WHAT TO PRODUCE
Determine the number of lines containing the word "微助云三方平台". Reply with it and nothing else.

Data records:
○ ○ ○ ○
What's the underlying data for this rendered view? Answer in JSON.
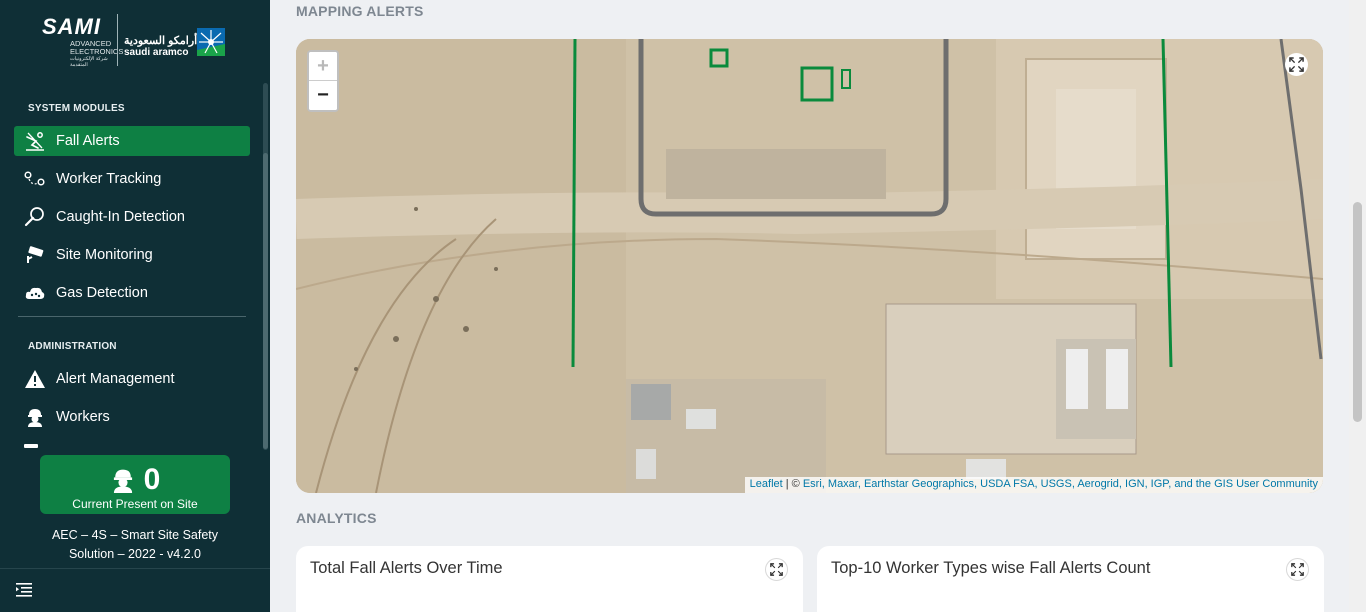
{
  "brand": {
    "sami_name": "SAMI",
    "sami_sub_1": "ADVANCED",
    "sami_sub_2": "ELECTRONICS",
    "sami_sub_ar": "شركة الإلكترونيات المتقدمة",
    "aramco_ar": "أرامكو السعودية",
    "aramco_en": "saudi aramco"
  },
  "sidebar": {
    "system_modules_title": "SYSTEM MODULES",
    "modules": [
      {
        "label": "Fall Alerts",
        "icon": "fall-alert-icon",
        "active": true
      },
      {
        "label": "Worker Tracking",
        "icon": "route-pin-icon",
        "active": false
      },
      {
        "label": "Caught-In Detection",
        "icon": "magnifier-icon",
        "active": false
      },
      {
        "label": "Site Monitoring",
        "icon": "cctv-camera-icon",
        "active": false
      },
      {
        "label": "Gas Detection",
        "icon": "gas-cloud-icon",
        "active": false
      }
    ],
    "administration_title": "ADMINISTRATION",
    "admin": [
      {
        "label": "Alert Management",
        "icon": "warning-icon"
      },
      {
        "label": "Workers",
        "icon": "worker-helmet-icon"
      }
    ],
    "present": {
      "count": "0",
      "label": "Current Present on Site",
      "icon": "worker-helmet-icon"
    },
    "version_line_1": "AEC – 4S – Smart Site Safety",
    "version_line_2": "Solution – 2022 - v4.2.0"
  },
  "main": {
    "mapping_title": "MAPPING ALERTS",
    "map": {
      "zoom_in": "+",
      "zoom_out": "−",
      "attribution_leaflet": "Leaflet",
      "attribution_sep": " | © ",
      "attribution_sources": "Esri, Maxar, Earthstar Geographics, USDA FSA, USGS, Aerogrid, IGN, IGP, and the GIS User Community"
    },
    "analytics_title": "ANALYTICS",
    "cards": [
      {
        "title": "Total Fall Alerts Over Time"
      },
      {
        "title": "Top-10 Worker Types wise Fall Alerts Count"
      }
    ]
  },
  "colors": {
    "sidebar_bg": "#0f2f36",
    "accent_green": "#0e8044",
    "map_fence_green": "#0a8a3c"
  }
}
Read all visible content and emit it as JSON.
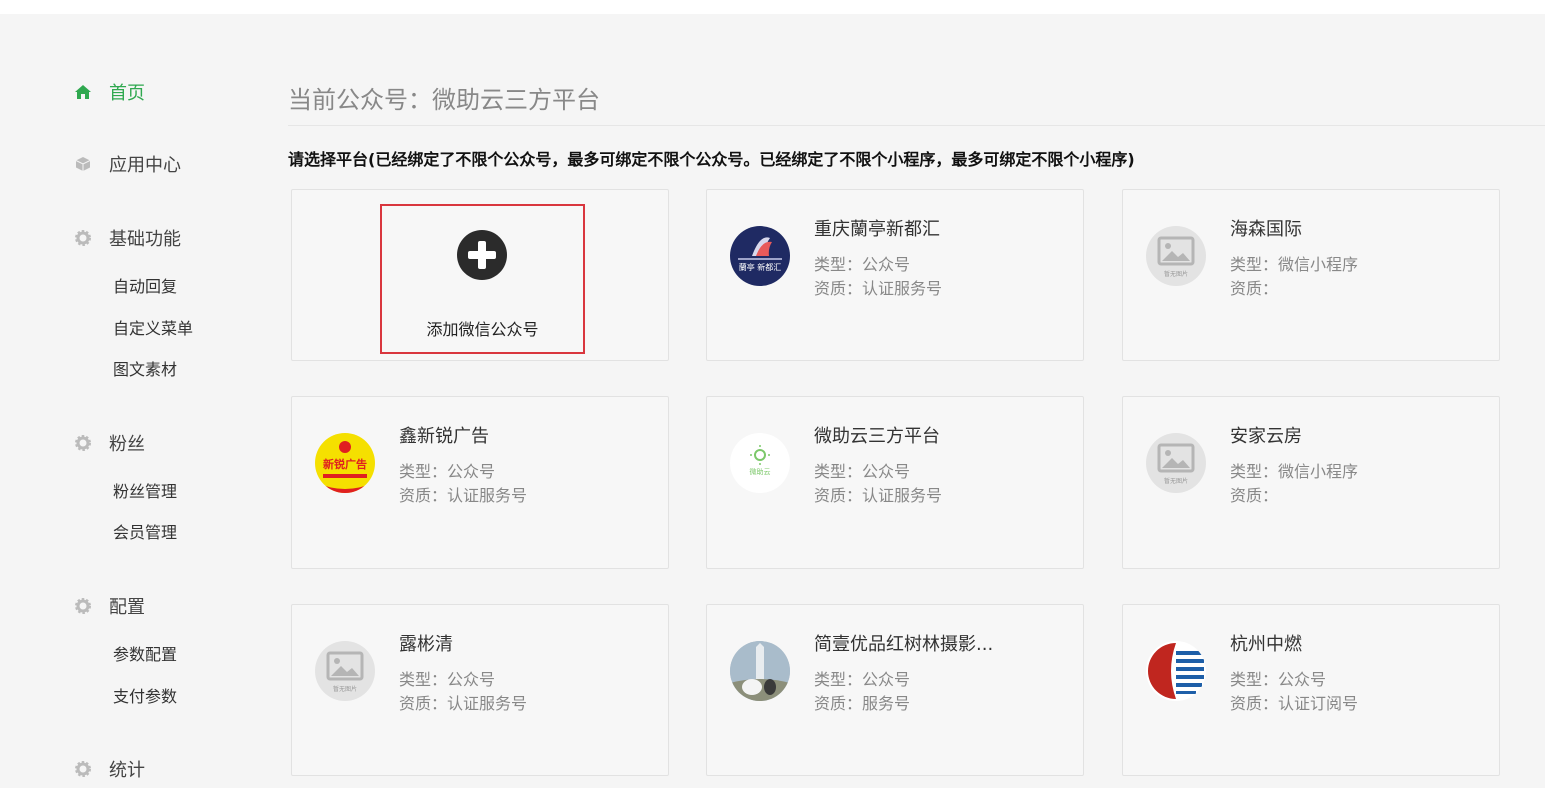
{
  "sidebar": {
    "home": "首页",
    "app_center": "应用中心",
    "basic": {
      "title": "基础功能",
      "items": [
        "自动回复",
        "自定义菜单",
        "图文素材"
      ]
    },
    "fans": {
      "title": "粉丝",
      "items": [
        "粉丝管理",
        "会员管理"
      ]
    },
    "config": {
      "title": "配置",
      "items": [
        "参数配置",
        "支付参数"
      ]
    },
    "stats": {
      "title": "统计"
    }
  },
  "main": {
    "current_title": "当前公众号：微助云三方平台",
    "notice": "请选择平台(已经绑定了不限个公众号，最多可绑定不限个公众号。已经绑定了不限个小程序，最多可绑定不限个小程序)",
    "add_label": "添加微信公众号",
    "placeholder_text": "暂无图片",
    "cards": [
      {
        "name": "重庆蘭亭新都汇",
        "type": "类型：公众号",
        "qual": "资质：认证服务号",
        "logo": "lanting-logo",
        "logo_text": "蘭亭 新都汇"
      },
      {
        "name": "海森国际",
        "type": "类型：微信小程序",
        "qual": "资质：",
        "logo": "no-image-icon"
      },
      {
        "name": "鑫新锐广告",
        "type": "类型：公众号",
        "qual": "资质：认证服务号",
        "logo": "xinrui-logo",
        "logo_text": "新锐广告"
      },
      {
        "name": "微助云三方平台",
        "type": "类型：公众号",
        "qual": "资质：认证服务号",
        "logo": "weizhuyun-logo",
        "logo_text": "微助云"
      },
      {
        "name": "安家云房",
        "type": "类型：微信小程序",
        "qual": "资质：",
        "logo": "no-image-icon"
      },
      {
        "name": "露彬清",
        "type": "类型：公众号",
        "qual": "资质：认证服务号",
        "logo": "no-image-icon"
      },
      {
        "name": "简壹优品红树林摄影...",
        "type": "类型：公众号",
        "qual": "资质：服务号",
        "logo": "wedding-photo"
      },
      {
        "name": "杭州中燃",
        "type": "类型：公众号",
        "qual": "资质：认证订阅号",
        "logo": "zhongran-logo"
      }
    ]
  },
  "colors": {
    "accent": "#2fa84f",
    "highlight_border": "#d9363e",
    "page_bg": "#f5f5f5"
  }
}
○ ○ ○ ○
EXERCISE SOLUTION
2